═══ Dataset excerpts
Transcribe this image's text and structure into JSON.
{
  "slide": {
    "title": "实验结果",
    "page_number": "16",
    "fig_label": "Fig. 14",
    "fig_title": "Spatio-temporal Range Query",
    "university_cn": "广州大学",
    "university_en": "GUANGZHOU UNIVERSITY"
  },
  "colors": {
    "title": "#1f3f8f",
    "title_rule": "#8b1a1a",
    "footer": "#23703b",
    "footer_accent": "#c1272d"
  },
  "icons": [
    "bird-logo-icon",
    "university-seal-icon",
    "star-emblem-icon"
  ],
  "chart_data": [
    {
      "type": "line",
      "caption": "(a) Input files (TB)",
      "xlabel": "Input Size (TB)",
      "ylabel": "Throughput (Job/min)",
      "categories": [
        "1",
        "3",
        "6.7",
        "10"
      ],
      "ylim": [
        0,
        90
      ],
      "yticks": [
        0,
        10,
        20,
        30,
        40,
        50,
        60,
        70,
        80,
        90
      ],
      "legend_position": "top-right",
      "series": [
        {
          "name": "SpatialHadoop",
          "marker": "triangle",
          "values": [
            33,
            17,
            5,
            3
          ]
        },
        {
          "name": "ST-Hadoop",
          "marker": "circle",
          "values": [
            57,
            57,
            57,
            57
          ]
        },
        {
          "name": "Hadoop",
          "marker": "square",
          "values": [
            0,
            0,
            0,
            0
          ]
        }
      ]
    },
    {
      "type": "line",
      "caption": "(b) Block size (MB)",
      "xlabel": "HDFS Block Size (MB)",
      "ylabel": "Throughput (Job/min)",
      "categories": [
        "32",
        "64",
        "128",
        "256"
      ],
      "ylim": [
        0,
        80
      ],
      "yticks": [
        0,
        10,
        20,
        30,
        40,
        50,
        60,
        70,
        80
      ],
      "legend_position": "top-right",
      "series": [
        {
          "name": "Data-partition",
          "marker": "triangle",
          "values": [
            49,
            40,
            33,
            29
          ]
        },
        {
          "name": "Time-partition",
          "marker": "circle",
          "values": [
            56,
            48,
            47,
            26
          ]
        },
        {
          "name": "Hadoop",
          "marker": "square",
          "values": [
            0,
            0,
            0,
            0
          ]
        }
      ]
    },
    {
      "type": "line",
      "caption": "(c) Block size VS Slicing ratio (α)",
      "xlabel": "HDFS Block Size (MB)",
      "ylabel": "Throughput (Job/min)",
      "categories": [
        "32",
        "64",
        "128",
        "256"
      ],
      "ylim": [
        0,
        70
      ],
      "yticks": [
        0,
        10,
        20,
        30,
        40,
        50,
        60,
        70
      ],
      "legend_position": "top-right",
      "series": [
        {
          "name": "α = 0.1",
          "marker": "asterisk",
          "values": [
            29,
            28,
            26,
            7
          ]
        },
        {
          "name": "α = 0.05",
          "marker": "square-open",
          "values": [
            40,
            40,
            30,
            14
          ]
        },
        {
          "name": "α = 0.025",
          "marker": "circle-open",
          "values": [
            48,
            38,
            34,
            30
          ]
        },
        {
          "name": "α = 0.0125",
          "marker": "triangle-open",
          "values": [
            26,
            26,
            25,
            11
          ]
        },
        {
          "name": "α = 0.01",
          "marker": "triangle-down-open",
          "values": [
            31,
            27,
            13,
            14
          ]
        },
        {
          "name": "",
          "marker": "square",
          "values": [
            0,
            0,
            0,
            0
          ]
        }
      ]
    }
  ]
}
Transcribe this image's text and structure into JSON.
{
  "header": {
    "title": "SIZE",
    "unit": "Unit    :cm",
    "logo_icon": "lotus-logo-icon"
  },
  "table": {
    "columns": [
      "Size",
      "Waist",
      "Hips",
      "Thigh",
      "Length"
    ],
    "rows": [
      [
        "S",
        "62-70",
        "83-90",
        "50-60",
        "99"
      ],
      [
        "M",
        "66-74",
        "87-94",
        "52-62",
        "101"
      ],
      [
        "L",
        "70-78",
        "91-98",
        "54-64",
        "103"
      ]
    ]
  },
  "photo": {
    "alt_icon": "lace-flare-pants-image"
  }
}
══════
• [Work to be completed]:
Reproduce all of the data exactly as given.

• [Response to this exercise]:
Transcribe this image's text and structure into JSON.
{
  "slide": {
    "title": "实验结果",
    "page_number": "16",
    "fig_label": "Fig. 14",
    "fig_title": "Spatio-temporal Range Query",
    "university_cn": "广州大学",
    "university_en": "GUANGZHOU UNIVERSITY"
  },
  "colors": {
    "title": "#1f3f8f",
    "title_rule": "#8b1a1a",
    "footer": "#23703b",
    "footer_accent": "#c1272d"
  },
  "icons": [
    "bird-logo-icon",
    "university-seal-icon",
    "star-emblem-icon"
  ],
  "chart_data": [
    {
      "type": "line",
      "caption": "(a) Input files (TB)",
      "xlabel": "Input Size (TB)",
      "ylabel": "Throughput (Job/min)",
      "categories": [
        "1",
        "3",
        "6.7",
        "10"
      ],
      "ylim": [
        0,
        90
      ],
      "yticks": [
        0,
        10,
        20,
        30,
        40,
        50,
        60,
        70,
        80,
        90
      ],
      "legend_position": "top-right",
      "series": [
        {
          "name": "SpatialHadoop",
          "marker": "triangle",
          "values": [
            33,
            17,
            5,
            3
          ]
        },
        {
          "name": "ST-Hadoop",
          "marker": "circle",
          "values": [
            57,
            57,
            57,
            57
          ]
        },
        {
          "name": "Hadoop",
          "marker": "square",
          "values": [
            0,
            0,
            0,
            0
          ]
        }
      ]
    },
    {
      "type": "line",
      "caption": "(b) Block size (MB)",
      "xlabel": "HDFS Block Size (MB)",
      "ylabel": "Throughput (Job/min)",
      "categories": [
        "32",
        "64",
        "128",
        "256"
      ],
      "ylim": [
        0,
        80
      ],
      "yticks": [
        0,
        10,
        20,
        30,
        40,
        50,
        60,
        70,
        80
      ],
      "legend_position": "top-right",
      "series": [
        {
          "name": "Data-partition",
          "marker": "triangle",
          "values": [
            49,
            40,
            33,
            29
          ]
        },
        {
          "name": "Time-partition",
          "marker": "circle",
          "values": [
            56,
            48,
            47,
            26
          ]
        },
        {
          "name": "Hadoop",
          "marker": "square",
          "values": [
            0,
            0,
            0,
            0
          ]
        }
      ]
    },
    {
      "type": "line",
      "caption": "(c) Block size VS Slicing ratio (α)",
      "xlabel": "HDFS Block Size (MB)",
      "ylabel": "Throughput (Job/min)",
      "categories": [
        "32",
        "64",
        "128",
        "256"
      ],
      "ylim": [
        0,
        70
      ],
      "yticks": [
        0,
        10,
        20,
        30,
        40,
        50,
        60,
        70
      ],
      "legend_position": "top-right",
      "series": [
        {
          "name": "α = 0.1",
          "marker": "asterisk",
          "values": [
            29,
            28,
            26,
            7
          ]
        },
        {
          "name": "α = 0.05",
          "marker": "square-open",
          "values": [
            40,
            40,
            30,
            14
          ]
        },
        {
          "name": "α = 0.025",
          "marker": "circle-open",
          "values": [
            48,
            38,
            34,
            30
          ]
        },
        {
          "name": "α = 0.0125",
          "marker": "triangle-open",
          "values": [
            26,
            26,
            25,
            11
          ]
        },
        {
          "name": "α = 0.01",
          "marker": "triangle-down-open",
          "values": [
            31,
            27,
            13,
            14
          ]
        },
        {
          "name": "",
          "marker": "square",
          "values": [
            0,
            0,
            0,
            0
          ]
        }
      ]
    }
  ]
}
Transcribe this image's text and structure into JSON.
{
  "header": {
    "title": "SIZE",
    "unit": "Unit    :cm",
    "logo_icon": "lotus-logo-icon"
  },
  "table": {
    "columns": [
      "Size",
      "Waist",
      "Hips",
      "Thigh",
      "Length"
    ],
    "rows": [
      [
        "S",
        "62-70",
        "83-90",
        "50-60",
        "99"
      ],
      [
        "M",
        "66-74",
        "87-94",
        "52-62",
        "101"
      ],
      [
        "L",
        "70-78",
        "91-98",
        "54-64",
        "103"
      ]
    ]
  },
  "photo": {
    "alt_icon": "lace-flare-pants-image"
  }
}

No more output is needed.